Texte d'étude
————
Face à la propagation du coronavirus, les autorités chinoises ont largement adopté l’obligation du port de masque facial aux citoyens. Par contre, cette règle rend difficile l’identification basée sur la reconnaissance faciale. Les sociétés technologiques ont ainsi proposé des solutions alternatives comme le balayage de l’iris. Depuis quelques jours, certains voyageurs ont remarqué qu’ils pouvaient passer les points de passage dans les gares sans enlever leur masque. Mais à l’heure actuelle, il n’est pas possible de savoir si les autorités ont assoupli les règles de contrôle biométrique pour les personnes à faible risque, ou si elles ont adopté une technologie plus avancée. Dans tous les cas, les voyageurs sont encore obligés de présenter leur carte d’identité pour vérifier leurs données biométriques.

Dans certaines provinces chinoises, les responsables des gouvernements locaux ont mis en place des outils technologiques permettant aux citoyens d’obtenir des enregistrements numériques de leur historique de voyage. C’est en quelque sorte un permis accordé aux gens pour les autoriser à reprendre certaines de leurs activités quotidiennes comme aller au travail ou faire des courses. L’application Close Contact Detector est l’une de ces applications qui offrent un historique de voyage aux utilisateurs. Mais cette dernière connaît un retour assez ambigu de la part des utilisateurs. Les utilisateurs se demandent pourquoi le gouvernement n’a pas utilisé ces données d’historique de voyage pour contenir le virus dès son apparition en restreignant la circulation des voyageurs. Cela montre en tout cas que la Chine peine encore à consolider les données issues de ses différentes provinces. Depuis la crise sanitaire, l’effort du pays à l’unification des données est décuplé. Mais une question subsiste : comme le gouvernement va-t-il les utiliser une fois que la crise sera passée ? La plupart des permis numériques sont distribués par WeChat. À Shenzen, siège de la société, les conducteurs peuvent laisser entrer leur voiture dans la ville après avoir scanné un QR code suspendu par un drone. Cela permet aux gens d’éviter les contacts avec les agents des points de contrôle, tout en permettant aux autorités d’archiver leur historique de voyage.
————
Problèmes à résoudre
[1] D'après le texte d'étude, quelle solution alternative à la reconnaissance faciale les sociétés technologiques ont-elles proposée ?
[2] Recopiez le passage du texte d'étude qui débute aux mots « Face à la propagation » et qui s'arrête après les mots « leurs données biométriques. ».
[3] Relevez tous les noms propres qui figurent dans le texte d'étude.
Appuyez-vous uniquement sur le texte d'étude.

Données fournies
————
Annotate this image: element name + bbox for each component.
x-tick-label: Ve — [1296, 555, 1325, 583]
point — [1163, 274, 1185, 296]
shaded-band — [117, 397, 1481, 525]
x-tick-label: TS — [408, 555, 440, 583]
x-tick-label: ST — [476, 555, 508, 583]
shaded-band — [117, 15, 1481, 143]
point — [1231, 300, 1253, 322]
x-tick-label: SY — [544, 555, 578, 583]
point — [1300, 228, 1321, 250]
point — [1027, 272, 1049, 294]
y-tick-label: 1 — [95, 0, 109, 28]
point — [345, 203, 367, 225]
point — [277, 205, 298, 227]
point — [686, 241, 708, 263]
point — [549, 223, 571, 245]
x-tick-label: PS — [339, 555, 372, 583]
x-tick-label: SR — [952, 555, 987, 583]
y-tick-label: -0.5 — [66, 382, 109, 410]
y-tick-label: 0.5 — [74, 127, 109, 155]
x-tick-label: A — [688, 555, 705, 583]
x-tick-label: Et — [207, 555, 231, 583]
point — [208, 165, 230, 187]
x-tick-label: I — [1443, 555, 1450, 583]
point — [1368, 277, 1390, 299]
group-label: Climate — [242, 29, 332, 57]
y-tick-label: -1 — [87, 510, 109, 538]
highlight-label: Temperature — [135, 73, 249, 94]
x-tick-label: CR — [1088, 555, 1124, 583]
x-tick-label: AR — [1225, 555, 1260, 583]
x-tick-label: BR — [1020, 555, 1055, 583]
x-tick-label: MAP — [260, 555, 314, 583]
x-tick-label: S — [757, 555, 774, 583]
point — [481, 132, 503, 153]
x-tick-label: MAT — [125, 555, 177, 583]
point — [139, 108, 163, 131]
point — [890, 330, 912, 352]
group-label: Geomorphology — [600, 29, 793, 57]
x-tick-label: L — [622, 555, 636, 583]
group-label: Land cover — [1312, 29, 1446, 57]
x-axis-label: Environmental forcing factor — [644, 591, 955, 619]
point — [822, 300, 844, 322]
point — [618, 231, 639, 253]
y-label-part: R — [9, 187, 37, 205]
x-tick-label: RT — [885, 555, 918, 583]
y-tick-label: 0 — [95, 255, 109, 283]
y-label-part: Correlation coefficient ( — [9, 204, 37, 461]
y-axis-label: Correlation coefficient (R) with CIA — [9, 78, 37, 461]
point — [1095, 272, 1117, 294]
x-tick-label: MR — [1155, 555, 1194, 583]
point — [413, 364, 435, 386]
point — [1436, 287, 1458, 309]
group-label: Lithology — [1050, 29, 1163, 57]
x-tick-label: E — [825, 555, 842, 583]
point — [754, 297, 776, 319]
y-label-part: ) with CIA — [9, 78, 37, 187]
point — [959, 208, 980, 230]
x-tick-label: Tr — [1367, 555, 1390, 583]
————
Réponses
[1] Le balayage de l'iris.

[2]
Face à la propagation du coronavirus, les autorités chinoises ont largement adopté l’obligation du port de masque facial aux citoyens. Par contre, cette règle rend difficile l’identification basée sur la reconnaissance faciale. Les sociétés technologiques ont ainsi proposé des solutions alternatives comme le balayage de l’iris. Depuis quelques jours, certains voyageurs ont remarqué qu’ils pouvaient passer les points de passage dans les gares sans enlever leur masque. Mais à l’heure actuelle, il n’est pas possible de savoir si les autorités ont assoupli les règles de contrôle biométrique pour les personnes à faible risque, ou si elles ont adopté une technologie plus avancée. Dans tous les cas, les voyageurs sont encore obligés de présenter leur carte d’identité pour vérifier leurs données biométriques.

[3] Close Contact Detector, Chine, WeChat, Shenzen